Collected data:
* start *

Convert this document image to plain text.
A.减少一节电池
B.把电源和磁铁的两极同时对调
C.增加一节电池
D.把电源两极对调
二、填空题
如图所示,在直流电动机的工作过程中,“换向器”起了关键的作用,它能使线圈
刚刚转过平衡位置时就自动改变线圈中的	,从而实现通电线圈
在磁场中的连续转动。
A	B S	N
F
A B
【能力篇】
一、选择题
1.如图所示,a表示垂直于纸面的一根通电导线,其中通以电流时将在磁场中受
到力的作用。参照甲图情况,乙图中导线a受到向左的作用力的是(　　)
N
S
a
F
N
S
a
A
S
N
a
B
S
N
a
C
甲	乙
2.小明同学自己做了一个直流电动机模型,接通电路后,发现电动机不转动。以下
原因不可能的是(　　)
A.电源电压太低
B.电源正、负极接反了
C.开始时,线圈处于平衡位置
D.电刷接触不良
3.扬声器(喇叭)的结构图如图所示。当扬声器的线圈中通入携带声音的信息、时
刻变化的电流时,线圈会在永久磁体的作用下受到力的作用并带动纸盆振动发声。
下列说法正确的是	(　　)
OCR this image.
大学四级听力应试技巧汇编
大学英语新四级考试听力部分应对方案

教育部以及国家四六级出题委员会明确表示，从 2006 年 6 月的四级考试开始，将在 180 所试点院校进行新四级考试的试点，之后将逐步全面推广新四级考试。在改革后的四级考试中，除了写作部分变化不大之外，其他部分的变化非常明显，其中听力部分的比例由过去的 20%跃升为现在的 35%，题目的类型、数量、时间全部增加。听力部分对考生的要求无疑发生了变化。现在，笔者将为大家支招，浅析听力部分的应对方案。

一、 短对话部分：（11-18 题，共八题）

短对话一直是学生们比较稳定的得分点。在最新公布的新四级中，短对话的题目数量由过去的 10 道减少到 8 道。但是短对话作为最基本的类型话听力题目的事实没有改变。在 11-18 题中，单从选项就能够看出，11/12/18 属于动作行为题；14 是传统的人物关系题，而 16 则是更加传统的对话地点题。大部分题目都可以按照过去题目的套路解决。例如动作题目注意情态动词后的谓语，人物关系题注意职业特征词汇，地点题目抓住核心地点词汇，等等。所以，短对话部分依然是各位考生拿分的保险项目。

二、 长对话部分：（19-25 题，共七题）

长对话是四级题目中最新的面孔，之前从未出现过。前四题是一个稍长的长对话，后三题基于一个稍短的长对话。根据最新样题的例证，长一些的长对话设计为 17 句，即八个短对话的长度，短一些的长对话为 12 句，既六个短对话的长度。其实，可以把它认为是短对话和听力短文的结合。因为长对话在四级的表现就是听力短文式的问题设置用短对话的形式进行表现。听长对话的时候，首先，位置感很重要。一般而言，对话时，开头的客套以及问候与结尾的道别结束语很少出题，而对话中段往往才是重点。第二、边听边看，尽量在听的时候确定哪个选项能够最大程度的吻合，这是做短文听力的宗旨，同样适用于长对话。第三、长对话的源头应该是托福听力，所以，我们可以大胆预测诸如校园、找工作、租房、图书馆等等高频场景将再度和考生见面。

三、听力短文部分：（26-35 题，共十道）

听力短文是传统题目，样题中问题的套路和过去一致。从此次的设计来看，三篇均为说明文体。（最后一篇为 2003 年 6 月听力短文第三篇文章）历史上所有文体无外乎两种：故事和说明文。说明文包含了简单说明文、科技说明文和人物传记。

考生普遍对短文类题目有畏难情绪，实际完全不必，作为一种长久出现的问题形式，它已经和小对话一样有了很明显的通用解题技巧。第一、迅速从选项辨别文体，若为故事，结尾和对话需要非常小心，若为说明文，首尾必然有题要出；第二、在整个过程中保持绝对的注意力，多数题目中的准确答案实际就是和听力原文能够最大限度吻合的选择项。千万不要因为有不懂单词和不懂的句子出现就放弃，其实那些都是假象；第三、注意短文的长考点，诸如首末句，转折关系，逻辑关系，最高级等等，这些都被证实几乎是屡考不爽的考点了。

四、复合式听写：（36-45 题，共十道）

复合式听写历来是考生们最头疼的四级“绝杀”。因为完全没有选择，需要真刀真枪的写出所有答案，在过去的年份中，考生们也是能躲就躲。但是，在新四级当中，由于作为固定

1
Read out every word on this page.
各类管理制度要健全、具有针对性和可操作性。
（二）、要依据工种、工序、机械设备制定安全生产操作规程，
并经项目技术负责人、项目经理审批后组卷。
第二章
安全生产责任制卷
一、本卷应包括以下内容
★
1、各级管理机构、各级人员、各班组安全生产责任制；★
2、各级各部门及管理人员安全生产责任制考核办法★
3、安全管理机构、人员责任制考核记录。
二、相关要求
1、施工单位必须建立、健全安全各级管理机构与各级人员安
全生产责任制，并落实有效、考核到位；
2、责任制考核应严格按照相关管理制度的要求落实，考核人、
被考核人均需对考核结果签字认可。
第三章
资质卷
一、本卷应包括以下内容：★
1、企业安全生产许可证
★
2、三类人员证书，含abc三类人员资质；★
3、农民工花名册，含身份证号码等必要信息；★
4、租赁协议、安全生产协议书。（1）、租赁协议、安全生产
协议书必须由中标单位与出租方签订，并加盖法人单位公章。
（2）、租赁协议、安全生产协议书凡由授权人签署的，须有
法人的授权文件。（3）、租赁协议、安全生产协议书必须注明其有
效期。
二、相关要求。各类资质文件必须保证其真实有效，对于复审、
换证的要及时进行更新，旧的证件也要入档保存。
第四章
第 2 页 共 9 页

* end *

* What to produce
Here, the records must be output exactly and in full.

* Answer for the task
Convert this document image to plain text.
A.减少一节电池
B.把电源和磁铁的两极同时对调
C.增加一节电池
D.把电源两极对调
二、填空题
如图所示,在直流电动机的工作过程中,“换向器”起了关键的作用,它能使线圈
刚刚转过平衡位置时就自动改变线圈中的	,从而实现通电线圈
在磁场中的连续转动。
A	B S	N
F
A B
【能力篇】
一、选择题
1.如图所示,a表示垂直于纸面的一根通电导线,其中通以电流时将在磁场中受
到力的作用。参照甲图情况,乙图中导线a受到向左的作用力的是(　　)
N
S
a
F
N
S
a
A
S
N
a
B
S
N
a
C
甲	乙
2.小明同学自己做了一个直流电动机模型,接通电路后,发现电动机不转动。以下
原因不可能的是(　　)
A.电源电压太低
B.电源正、负极接反了
C.开始时,线圈处于平衡位置
D.电刷接触不良
3.扬声器(喇叭)的结构图如图所示。当扬声器的线圈中通入携带声音的信息、时
刻变化的电流时,线圈会在永久磁体的作用下受到力的作用并带动纸盆振动发声。
下列说法正确的是	(　　)
OCR this image.
大学四级听力应试技巧汇编
大学英语新四级考试听力部分应对方案

教育部以及国家四六级出题委员会明确表示，从 2006 年 6 月的四级考试开始，将在 180 所试点院校进行新四级考试的试点，之后将逐步全面推广新四级考试。在改革后的四级考试中，除了写作部分变化不大之外，其他部分的变化非常明显，其中听力部分的比例由过去的 20%跃升为现在的 35%，题目的类型、数量、时间全部增加。听力部分对考生的要求无疑发生了变化。现在，笔者将为大家支招，浅析听力部分的应对方案。

一、 短对话部分：（11-18 题，共八题）

短对话一直是学生们比较稳定的得分点。在最新公布的新四级中，短对话的题目数量由过去的 10 道减少到 8 道。但是短对话作为最基本的类型话听力题目的事实没有改变。在 11-18 题中，单从选项就能够看出，11/12/18 属于动作行为题；14 是传统的人物关系题，而 16 则是更加传统的对话地点题。大部分题目都可以按照过去题目的套路解决。例如动作题目注意情态动词后的谓语，人物关系题注意职业特征词汇，地点题目抓住核心地点词汇，等等。所以，短对话部分依然是各位考生拿分的保险项目。

二、 长对话部分：（19-25 题，共七题）

长对话是四级题目中最新的面孔，之前从未出现过。前四题是一个稍长的长对话，后三题基于一个稍短的长对话。根据最新样题的例证，长一些的长对话设计为 17 句，即八个短对话的长度，短一些的长对话为 12 句，既六个短对话的长度。其实，可以把它认为是短对话和听力短文的结合。因为长对话在四级的表现就是听力短文式的问题设置用短对话的形式进行表现。听长对话的时候，首先，位置感很重要。一般而言，对话时，开头的客套以及问候与结尾的道别结束语很少出题，而对话中段往往才是重点。第二、边听边看，尽量在听的时候确定哪个选项能够最大程度的吻合，这是做短文听力的宗旨，同样适用于长对话。第三、长对话的源头应该是托福听力，所以，我们可以大胆预测诸如校园、找工作、租房、图书馆等等高频场景将再度和考生见面。

三、听力短文部分：（26-35 题，共十道）

听力短文是传统题目，样题中问题的套路和过去一致。从此次的设计来看，三篇均为说明文体。（最后一篇为 2003 年 6 月听力短文第三篇文章）历史上所有文体无外乎两种：故事和说明文。说明文包含了简单说明文、科技说明文和人物传记。

考生普遍对短文类题目有畏难情绪，实际完全不必，作为一种长久出现的问题形式，它已经和小对话一样有了很明显的通用解题技巧。第一、迅速从选项辨别文体，若为故事，结尾和对话需要非常小心，若为说明文，首尾必然有题要出；第二、在整个过程中保持绝对的注意力，多数题目中的准确答案实际就是和听力原文能够最大限度吻合的选择项。千万不要因为有不懂单词和不懂的句子出现就放弃，其实那些都是假象；第三、注意短文的长考点，诸如首末句，转折关系，逻辑关系，最高级等等，这些都被证实几乎是屡考不爽的考点了。

四、复合式听写：（36-45 题，共十道）

复合式听写历来是考生们最头疼的四级“绝杀”。因为完全没有选择，需要真刀真枪的写出所有答案，在过去的年份中，考生们也是能躲就躲。但是，在新四级当中，由于作为固定

1
Read out every word on this page.
各类管理制度要健全、具有针对性和可操作性。
（二）、要依据工种、工序、机械设备制定安全生产操作规程，
并经项目技术负责人、项目经理审批后组卷。
第二章
安全生产责任制卷
一、本卷应包括以下内容
★
1、各级管理机构、各级人员、各班组安全生产责任制；★
2、各级各部门及管理人员安全生产责任制考核办法★
3、安全管理机构、人员责任制考核记录。
二、相关要求
1、施工单位必须建立、健全安全各级管理机构与各级人员安
全生产责任制，并落实有效、考核到位；
2、责任制考核应严格按照相关管理制度的要求落实，考核人、
被考核人均需对考核结果签字认可。
第三章
资质卷
一、本卷应包括以下内容：★
1、企业安全生产许可证
★
2、三类人员证书，含abc三类人员资质；★
3、农民工花名册，含身份证号码等必要信息；★
4、租赁协议、安全生产协议书。（1）、租赁协议、安全生产
协议书必须由中标单位与出租方签订，并加盖法人单位公章。
（2）、租赁协议、安全生产协议书凡由授权人签署的，须有
法人的授权文件。（3）、租赁协议、安全生产协议书必须注明其有
效期。
二、相关要求。各类资质文件必须保证其真实有效，对于复审、
换证的要及时进行更新，旧的证件也要入档保存。
第四章
第 2 页 共 9 页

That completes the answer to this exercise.